### Short task 1
In the article on Suffolk's writers, condense the paragraph beginning "Writers with Bury St Edmunds connections" into a short bulleted list that keeps its main facts.

### Document passage
** START **

Charles Dickens, Dodie Smith, Beatrix Potter, PD James . . . the list of writers with links to Suffolk is long. With a new booklet honouring them, Steven Russell meets the woman putting authors in the spotlight.

Steven Russell

Charles Dickens, Dodie Smith, Beatrix Potter, PD James . . . the list of writers with links to Suffolk is long. With a new booklet honouring them, Steven Russell meets the woman putting authors in the spotlight

WHERE do all the writers come from, then? Hampstead and other leafy London enclaves, certainly. Some of the edgier authors choose to dwell south of the Thames. Folk like Scottish crime writer Ian Rankin, whose stories have an integral sense of place, remain close to their source of inspiration. But Suffolk?

Oh yes.

A new A5 booklet showcasing Suffolk's literary heritage should help combat any lingering notion of a sleepy county. For we've had our fair share of wordsmiths: authors born here, writers who have moved east, and visiting creative types drawn by forest and heathland, crumbling coasts, rolling farmland, quiet villages and historic towns.

It's a cast of famous names - George Orwell, Virginia Woolf, PD James, even the shamed Jeffrey Archer, who came under duress - and those who are nowadays not so well known but whose work deserves to be remembered.

Writers with Bury St Edmunds connections, for instance, include historical novelist Norah Lofts, who wrote more than 50 books and died in 1983. Westgate Street was home to Henry Crabb Robinson (1775-1867), who was the first war correspondent, reporting the Peninsular War for The Times.

Eliza Acton (1799-1859) moved to Ipswich as a baby when her brewer father became a partner with Trotman, Halliday Studd & Co in College Street.

According to a new booklet on Literary Suffolk, she “wrote what was probably the first basic cookbook aimed at the domestic reader rather than the professional chef with a full kitchen staff. Modern Cookery for Private Families, published in 1845, had recipes that were well written and easy to understand.

“She introduced the now universal practice of listing the ingredients and the cooking times separately in each recipe. She was clearly the model for Mrs Beeton, and Delia Smith (another Suffolk cookery writer) is quoted as having called her the best writer of ordinary recipes in the English language”.

The list goes on.

John Hadfield (1907-1999) lived at Barham Manor, near Ipswich. His sole novel, Love on a Branch Line, is based on the Mid-Suffolk Light Railway from Haughley Junction to Laxfield.

** END **

### Data provided
** START **

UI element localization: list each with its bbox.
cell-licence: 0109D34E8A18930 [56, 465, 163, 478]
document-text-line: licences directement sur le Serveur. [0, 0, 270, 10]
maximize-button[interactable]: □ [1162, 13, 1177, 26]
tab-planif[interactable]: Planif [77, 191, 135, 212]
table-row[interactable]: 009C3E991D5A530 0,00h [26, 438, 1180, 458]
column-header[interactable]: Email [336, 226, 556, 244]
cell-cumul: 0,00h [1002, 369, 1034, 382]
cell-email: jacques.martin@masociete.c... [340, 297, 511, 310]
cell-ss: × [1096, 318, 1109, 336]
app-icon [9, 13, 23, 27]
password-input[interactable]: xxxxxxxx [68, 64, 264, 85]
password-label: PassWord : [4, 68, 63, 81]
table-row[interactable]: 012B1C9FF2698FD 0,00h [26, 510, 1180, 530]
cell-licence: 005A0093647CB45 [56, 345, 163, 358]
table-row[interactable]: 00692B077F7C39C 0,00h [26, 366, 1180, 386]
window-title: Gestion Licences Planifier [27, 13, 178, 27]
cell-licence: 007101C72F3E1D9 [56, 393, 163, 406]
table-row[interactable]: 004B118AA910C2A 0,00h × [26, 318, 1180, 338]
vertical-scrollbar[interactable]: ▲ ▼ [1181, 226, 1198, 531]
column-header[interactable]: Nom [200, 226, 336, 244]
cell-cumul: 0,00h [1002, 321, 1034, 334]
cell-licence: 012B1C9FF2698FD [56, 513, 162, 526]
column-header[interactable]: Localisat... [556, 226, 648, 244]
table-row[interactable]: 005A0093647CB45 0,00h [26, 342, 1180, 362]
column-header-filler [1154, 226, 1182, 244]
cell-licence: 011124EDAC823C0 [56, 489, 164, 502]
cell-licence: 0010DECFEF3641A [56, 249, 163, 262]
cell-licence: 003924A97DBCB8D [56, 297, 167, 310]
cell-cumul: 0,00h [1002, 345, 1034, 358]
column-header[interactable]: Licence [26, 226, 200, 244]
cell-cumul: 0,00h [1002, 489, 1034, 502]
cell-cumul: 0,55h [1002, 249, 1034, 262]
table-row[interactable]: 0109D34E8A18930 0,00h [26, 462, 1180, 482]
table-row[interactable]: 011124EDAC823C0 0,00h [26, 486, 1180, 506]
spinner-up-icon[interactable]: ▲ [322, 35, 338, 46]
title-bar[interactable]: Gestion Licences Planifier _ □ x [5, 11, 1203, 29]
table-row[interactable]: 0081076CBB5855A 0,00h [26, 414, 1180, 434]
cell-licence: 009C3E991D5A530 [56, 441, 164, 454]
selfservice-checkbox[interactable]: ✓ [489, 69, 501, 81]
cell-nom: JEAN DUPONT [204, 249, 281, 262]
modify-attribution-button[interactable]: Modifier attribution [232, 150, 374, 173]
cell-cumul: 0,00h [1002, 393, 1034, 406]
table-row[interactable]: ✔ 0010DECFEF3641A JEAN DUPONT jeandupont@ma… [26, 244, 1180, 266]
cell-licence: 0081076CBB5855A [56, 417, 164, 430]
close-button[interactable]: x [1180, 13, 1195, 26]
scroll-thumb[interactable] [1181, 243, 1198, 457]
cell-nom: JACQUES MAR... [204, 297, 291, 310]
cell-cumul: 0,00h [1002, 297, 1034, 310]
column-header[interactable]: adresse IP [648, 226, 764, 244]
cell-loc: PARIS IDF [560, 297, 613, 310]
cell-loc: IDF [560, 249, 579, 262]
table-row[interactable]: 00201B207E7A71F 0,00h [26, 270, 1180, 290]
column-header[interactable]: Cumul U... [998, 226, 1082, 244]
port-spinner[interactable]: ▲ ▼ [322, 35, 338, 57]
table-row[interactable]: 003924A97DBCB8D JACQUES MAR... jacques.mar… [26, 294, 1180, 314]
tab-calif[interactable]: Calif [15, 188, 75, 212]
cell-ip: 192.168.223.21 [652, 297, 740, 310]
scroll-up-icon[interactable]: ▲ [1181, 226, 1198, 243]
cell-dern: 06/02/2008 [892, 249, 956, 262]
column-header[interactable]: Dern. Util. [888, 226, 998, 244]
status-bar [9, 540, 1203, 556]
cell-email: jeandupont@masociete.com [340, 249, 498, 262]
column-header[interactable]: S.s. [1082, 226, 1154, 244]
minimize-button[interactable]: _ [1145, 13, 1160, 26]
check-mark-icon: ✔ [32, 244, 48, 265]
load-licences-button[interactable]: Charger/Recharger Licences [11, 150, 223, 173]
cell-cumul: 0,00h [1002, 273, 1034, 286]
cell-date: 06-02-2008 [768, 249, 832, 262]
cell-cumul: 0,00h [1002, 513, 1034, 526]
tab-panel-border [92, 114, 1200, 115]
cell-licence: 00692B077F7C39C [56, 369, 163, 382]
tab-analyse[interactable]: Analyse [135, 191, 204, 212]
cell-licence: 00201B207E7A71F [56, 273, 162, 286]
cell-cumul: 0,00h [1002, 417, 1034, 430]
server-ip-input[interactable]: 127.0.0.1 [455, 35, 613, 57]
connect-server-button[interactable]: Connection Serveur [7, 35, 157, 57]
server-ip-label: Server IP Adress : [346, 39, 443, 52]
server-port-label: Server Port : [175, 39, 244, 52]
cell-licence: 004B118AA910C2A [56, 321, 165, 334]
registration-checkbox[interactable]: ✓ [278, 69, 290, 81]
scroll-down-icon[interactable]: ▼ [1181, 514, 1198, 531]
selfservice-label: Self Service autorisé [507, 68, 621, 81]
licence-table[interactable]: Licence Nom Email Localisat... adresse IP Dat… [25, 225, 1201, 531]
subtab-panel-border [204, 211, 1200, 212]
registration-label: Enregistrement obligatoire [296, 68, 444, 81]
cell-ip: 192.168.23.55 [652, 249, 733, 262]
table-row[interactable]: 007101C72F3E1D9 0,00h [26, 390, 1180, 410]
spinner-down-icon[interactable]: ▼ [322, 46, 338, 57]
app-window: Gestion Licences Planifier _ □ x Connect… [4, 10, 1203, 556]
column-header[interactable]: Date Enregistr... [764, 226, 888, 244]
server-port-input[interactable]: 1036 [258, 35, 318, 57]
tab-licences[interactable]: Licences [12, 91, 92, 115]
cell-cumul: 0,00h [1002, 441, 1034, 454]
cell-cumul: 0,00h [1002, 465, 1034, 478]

** END **

### Short task 2
Reproduce the listing from its first line up to and including the line that contains "maximize-button[interactable]: □ [1162, 13, 1177, 26]".

### Result 1
- Bury St Edmunds has links to several writers.
- Norah Lofts was a historical novelist who wrote more than 50 books and died in 1983.
- Henry Crabb Robinson (1775-1867) lived in Westgate Street. He was the first war correspondent and reported the Peninsular War for The Times.

### Result 2
UI element localization: list each with its bbox.
cell-licence: 0109D34E8A18930 [56, 465, 163, 478]
document-text-line: licences directement sur le Serveur. [0, 0, 270, 10]
maximize-button[interactable]: □ [1162, 13, 1177, 26]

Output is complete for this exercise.